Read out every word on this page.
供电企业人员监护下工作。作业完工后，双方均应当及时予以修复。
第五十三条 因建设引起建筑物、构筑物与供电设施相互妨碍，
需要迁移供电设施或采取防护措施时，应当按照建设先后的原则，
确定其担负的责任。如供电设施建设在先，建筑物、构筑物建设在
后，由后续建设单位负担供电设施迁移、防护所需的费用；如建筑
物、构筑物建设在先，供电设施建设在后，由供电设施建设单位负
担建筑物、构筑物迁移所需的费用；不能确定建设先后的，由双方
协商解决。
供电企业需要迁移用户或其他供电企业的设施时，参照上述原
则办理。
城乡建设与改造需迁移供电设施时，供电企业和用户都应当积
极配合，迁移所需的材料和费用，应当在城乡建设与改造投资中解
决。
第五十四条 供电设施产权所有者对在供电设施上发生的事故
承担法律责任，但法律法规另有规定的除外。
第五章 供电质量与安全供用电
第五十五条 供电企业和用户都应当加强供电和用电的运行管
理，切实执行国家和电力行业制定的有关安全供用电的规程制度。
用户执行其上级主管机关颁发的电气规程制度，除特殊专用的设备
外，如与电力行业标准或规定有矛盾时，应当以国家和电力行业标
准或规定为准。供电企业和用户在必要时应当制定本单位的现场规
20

┄┄┄┄┄┄

Your task is to retype all of the records exactly.

* [TASK OUTPUT]:
Read out every word on this page.
供电企业人员监护下工作。作业完工后，双方均应当及时予以修复。
第五十三条 因建设引起建筑物、构筑物与供电设施相互妨碍，
需要迁移供电设施或采取防护措施时，应当按照建设先后的原则，
确定其担负的责任。如供电设施建设在先，建筑物、构筑物建设在
后，由后续建设单位负担供电设施迁移、防护所需的费用；如建筑
物、构筑物建设在先，供电设施建设在后，由供电设施建设单位负
担建筑物、构筑物迁移所需的费用；不能确定建设先后的，由双方
协商解决。
供电企业需要迁移用户或其他供电企业的设施时，参照上述原
则办理。
城乡建设与改造需迁移供电设施时，供电企业和用户都应当积
极配合，迁移所需的材料和费用，应当在城乡建设与改造投资中解
决。
第五十四条 供电设施产权所有者对在供电设施上发生的事故
承担法律责任，但法律法规另有规定的除外。
第五章 供电质量与安全供用电
第五十五条 供电企业和用户都应当加强供电和用电的运行管
理，切实执行国家和电力行业制定的有关安全供用电的规程制度。
用户执行其上级主管机关颁发的电气规程制度，除特殊专用的设备
外，如与电力行业标准或规定有矛盾时，应当以国家和电力行业标
准或规定为准。供电企业和用户在必要时应当制定本单位的现场规
20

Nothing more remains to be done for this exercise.